**Data excerpts:**
════════
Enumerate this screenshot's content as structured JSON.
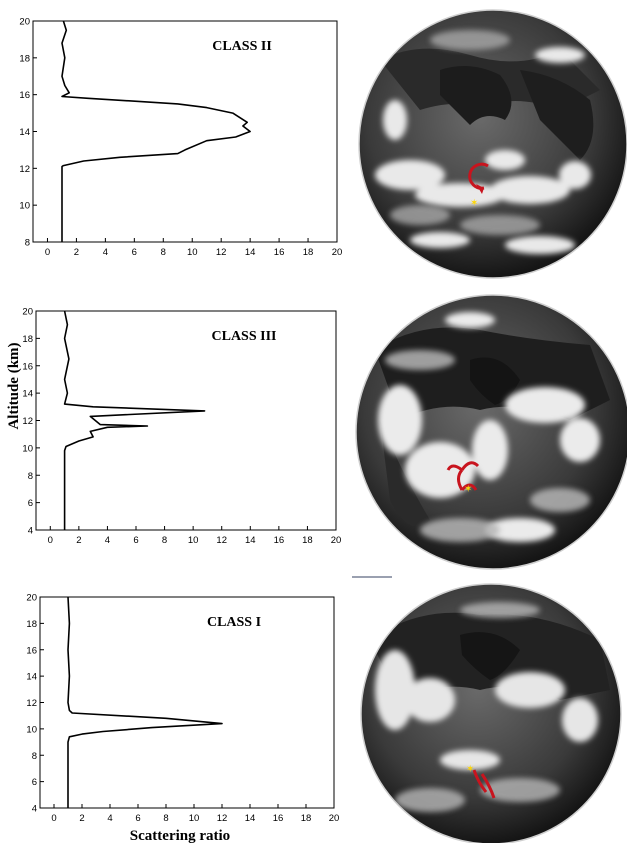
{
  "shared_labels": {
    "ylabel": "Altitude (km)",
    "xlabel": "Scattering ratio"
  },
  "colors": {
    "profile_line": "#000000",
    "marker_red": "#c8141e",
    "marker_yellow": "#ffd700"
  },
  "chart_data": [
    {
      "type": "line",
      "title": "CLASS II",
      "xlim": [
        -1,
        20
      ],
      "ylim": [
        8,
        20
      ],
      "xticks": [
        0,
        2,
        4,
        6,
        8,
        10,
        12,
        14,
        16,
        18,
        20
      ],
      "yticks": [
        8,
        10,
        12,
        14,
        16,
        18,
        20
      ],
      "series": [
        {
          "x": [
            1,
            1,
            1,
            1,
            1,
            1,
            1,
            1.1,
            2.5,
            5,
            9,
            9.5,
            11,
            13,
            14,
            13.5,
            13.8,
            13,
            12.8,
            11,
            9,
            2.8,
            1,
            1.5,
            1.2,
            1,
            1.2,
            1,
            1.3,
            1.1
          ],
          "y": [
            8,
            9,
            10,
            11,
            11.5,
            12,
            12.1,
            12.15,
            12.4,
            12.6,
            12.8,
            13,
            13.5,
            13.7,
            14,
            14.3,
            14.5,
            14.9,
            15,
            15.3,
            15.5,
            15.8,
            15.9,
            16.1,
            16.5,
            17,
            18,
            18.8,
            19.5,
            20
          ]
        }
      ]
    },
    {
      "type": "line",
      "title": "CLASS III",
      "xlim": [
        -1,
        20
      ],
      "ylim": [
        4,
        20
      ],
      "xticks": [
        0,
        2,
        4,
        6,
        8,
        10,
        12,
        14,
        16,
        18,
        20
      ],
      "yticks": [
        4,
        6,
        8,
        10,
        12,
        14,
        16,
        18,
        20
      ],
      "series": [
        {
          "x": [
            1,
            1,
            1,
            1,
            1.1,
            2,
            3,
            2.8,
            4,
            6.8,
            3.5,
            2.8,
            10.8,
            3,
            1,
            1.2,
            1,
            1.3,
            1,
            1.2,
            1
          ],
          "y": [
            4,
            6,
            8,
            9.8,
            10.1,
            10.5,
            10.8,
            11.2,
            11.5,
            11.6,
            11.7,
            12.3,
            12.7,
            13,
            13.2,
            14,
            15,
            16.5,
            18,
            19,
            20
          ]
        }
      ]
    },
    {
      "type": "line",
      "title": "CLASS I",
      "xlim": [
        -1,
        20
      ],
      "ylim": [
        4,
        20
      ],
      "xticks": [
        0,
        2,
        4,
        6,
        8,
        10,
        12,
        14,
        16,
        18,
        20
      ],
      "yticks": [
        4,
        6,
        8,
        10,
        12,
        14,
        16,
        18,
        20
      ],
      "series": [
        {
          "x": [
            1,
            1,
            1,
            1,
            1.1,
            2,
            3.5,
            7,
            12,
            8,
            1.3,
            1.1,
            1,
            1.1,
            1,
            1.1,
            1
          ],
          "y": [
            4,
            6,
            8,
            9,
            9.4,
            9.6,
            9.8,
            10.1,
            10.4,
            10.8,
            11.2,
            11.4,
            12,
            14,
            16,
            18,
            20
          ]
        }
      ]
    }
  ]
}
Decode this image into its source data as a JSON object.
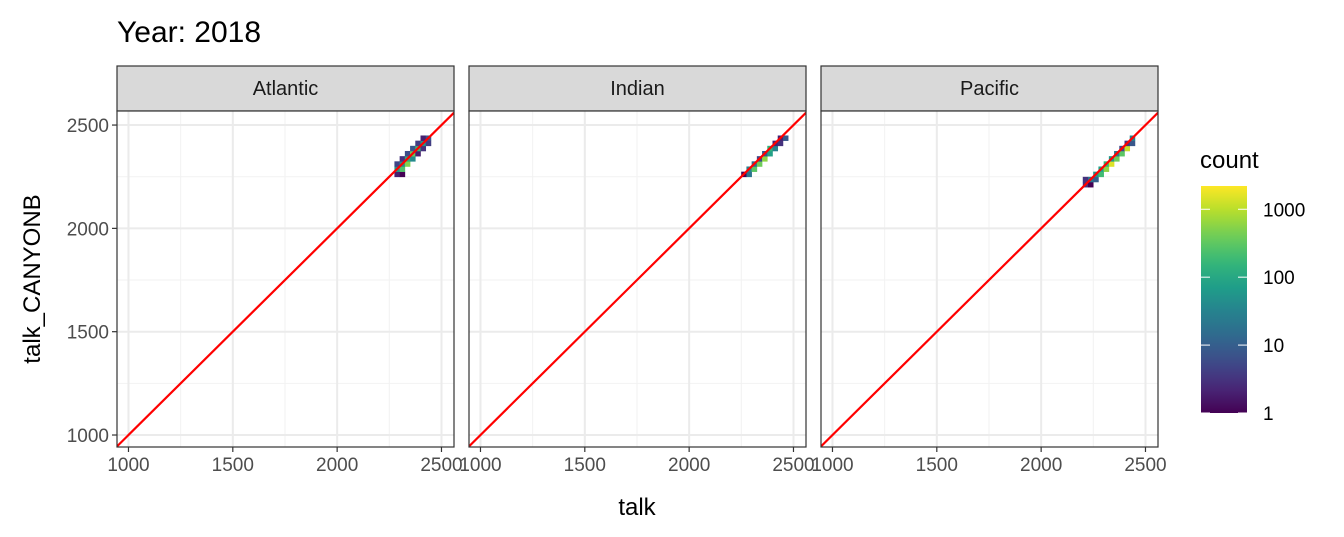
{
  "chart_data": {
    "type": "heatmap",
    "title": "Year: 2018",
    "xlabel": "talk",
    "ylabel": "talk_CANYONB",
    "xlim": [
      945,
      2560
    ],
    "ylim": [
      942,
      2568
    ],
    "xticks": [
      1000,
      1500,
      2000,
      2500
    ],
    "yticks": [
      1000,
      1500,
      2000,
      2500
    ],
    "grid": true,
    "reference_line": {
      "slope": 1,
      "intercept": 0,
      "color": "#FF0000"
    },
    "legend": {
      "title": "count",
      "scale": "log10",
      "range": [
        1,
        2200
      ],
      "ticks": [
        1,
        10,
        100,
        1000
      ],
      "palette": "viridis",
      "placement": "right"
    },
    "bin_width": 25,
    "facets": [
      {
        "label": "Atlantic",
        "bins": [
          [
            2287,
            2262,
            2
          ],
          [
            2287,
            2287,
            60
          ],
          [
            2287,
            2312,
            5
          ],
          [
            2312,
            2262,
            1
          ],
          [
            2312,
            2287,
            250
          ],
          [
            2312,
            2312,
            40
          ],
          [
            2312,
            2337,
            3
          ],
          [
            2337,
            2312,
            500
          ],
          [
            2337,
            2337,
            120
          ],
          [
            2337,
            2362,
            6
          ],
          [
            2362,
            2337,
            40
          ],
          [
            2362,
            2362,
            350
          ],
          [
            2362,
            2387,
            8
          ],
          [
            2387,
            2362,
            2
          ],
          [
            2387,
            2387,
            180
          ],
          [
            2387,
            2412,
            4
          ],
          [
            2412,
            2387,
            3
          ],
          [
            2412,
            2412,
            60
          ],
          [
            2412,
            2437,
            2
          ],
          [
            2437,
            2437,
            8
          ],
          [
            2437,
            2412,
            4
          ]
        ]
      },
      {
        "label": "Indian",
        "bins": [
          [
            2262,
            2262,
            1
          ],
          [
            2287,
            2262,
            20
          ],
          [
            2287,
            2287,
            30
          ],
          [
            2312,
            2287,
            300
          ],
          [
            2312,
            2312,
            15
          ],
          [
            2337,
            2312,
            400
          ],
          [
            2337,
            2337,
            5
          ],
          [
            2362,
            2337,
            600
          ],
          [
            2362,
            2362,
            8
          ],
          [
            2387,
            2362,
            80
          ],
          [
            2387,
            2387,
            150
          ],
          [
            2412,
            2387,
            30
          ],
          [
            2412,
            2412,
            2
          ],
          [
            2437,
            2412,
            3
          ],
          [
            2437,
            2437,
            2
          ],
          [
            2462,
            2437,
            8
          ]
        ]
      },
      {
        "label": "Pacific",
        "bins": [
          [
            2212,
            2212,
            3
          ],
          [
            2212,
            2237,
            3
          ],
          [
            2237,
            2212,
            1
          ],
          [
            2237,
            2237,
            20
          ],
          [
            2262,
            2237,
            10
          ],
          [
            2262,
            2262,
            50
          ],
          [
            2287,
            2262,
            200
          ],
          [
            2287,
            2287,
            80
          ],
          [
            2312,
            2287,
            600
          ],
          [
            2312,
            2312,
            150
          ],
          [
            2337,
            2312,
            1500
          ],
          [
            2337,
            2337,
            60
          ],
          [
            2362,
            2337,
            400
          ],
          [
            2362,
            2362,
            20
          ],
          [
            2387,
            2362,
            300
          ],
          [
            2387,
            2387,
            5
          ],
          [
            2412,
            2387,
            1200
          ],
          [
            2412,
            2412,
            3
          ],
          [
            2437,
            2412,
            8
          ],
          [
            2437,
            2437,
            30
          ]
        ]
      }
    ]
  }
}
════════
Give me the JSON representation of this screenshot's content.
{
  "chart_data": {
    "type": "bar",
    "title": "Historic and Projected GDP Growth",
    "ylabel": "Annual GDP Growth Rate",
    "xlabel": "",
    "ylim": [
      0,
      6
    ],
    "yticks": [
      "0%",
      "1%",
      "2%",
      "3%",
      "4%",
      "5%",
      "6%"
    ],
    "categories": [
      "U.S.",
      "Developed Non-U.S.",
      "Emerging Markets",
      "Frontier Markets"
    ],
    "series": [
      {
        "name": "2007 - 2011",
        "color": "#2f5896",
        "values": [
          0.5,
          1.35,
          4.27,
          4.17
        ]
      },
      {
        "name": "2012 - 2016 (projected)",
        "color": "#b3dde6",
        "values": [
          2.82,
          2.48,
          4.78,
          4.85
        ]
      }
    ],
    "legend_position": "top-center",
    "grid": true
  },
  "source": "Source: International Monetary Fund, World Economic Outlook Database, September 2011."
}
════════
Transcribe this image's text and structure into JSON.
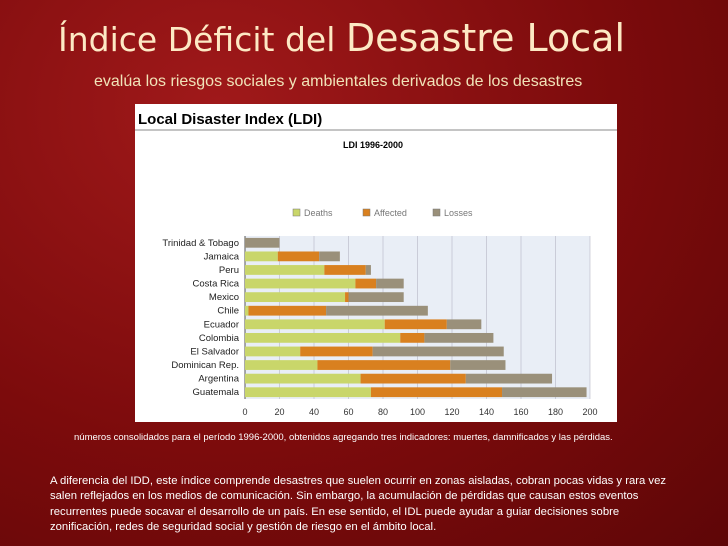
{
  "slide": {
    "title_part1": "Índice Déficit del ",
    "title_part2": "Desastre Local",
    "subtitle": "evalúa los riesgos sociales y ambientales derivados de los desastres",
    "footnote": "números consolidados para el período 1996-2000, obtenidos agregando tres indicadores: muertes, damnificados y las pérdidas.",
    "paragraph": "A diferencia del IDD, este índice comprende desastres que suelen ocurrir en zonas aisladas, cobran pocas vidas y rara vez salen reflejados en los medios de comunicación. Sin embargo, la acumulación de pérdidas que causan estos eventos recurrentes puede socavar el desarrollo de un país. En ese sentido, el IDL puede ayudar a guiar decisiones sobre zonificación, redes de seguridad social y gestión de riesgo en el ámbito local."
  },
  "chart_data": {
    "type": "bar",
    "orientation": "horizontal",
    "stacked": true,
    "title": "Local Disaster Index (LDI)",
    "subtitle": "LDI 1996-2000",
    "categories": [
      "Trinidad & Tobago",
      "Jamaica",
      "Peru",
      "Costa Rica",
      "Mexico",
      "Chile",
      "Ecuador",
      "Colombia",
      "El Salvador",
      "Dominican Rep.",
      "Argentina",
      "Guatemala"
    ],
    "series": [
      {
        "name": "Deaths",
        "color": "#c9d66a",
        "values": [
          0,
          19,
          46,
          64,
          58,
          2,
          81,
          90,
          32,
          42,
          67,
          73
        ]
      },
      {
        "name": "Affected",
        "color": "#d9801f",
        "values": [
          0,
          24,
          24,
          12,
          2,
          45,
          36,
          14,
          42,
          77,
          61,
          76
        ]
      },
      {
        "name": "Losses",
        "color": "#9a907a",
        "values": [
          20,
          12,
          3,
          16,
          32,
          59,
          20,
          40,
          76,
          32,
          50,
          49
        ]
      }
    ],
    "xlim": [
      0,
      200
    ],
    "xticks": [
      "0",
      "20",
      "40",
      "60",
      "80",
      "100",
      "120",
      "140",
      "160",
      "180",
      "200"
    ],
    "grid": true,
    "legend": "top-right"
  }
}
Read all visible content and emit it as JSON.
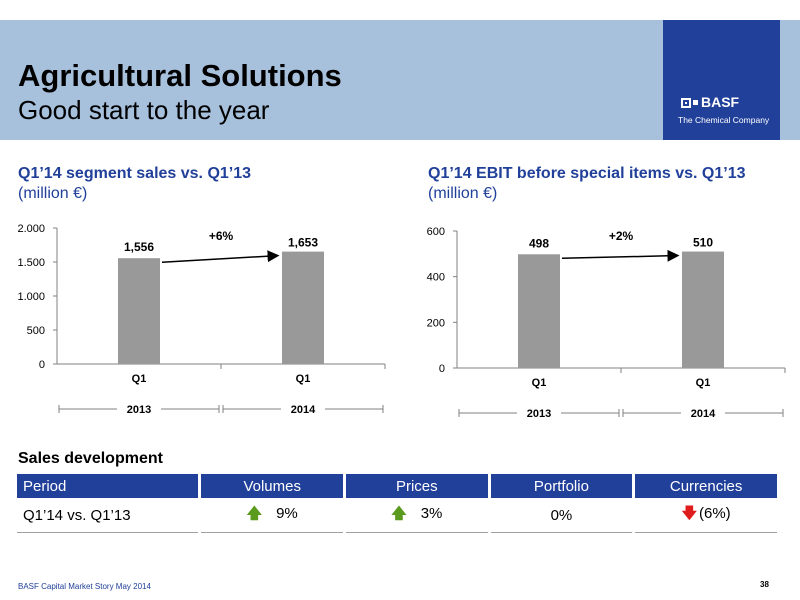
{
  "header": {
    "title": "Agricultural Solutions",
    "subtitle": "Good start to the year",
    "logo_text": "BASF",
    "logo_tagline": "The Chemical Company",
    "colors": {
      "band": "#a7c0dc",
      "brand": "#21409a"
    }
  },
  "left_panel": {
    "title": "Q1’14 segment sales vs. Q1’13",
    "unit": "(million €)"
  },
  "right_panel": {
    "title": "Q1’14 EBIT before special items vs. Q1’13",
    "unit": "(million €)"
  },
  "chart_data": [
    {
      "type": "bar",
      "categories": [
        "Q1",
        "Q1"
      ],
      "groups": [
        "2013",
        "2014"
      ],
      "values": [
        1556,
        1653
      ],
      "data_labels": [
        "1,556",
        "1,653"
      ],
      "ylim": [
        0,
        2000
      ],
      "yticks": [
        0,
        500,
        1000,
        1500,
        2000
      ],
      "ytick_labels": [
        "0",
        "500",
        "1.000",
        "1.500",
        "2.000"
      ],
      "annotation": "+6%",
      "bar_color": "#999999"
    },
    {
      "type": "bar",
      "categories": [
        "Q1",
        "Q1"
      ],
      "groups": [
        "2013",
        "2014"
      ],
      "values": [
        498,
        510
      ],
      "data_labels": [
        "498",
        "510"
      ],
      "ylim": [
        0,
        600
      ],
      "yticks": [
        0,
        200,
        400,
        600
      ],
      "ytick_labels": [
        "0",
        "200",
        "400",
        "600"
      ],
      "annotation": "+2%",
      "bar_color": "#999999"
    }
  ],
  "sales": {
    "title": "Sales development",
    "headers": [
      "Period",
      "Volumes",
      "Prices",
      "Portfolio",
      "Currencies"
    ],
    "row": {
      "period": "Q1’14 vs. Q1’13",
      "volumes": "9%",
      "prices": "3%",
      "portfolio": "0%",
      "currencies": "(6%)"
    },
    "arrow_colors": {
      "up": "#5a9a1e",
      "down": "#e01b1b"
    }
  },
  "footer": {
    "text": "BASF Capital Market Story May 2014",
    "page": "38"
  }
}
════════
**Goal:**
Copy out every line of the data that includes the word "true".

**Task result:**
    "grid": true,
    "grid": true
    "stacked": true,
    "grid": true,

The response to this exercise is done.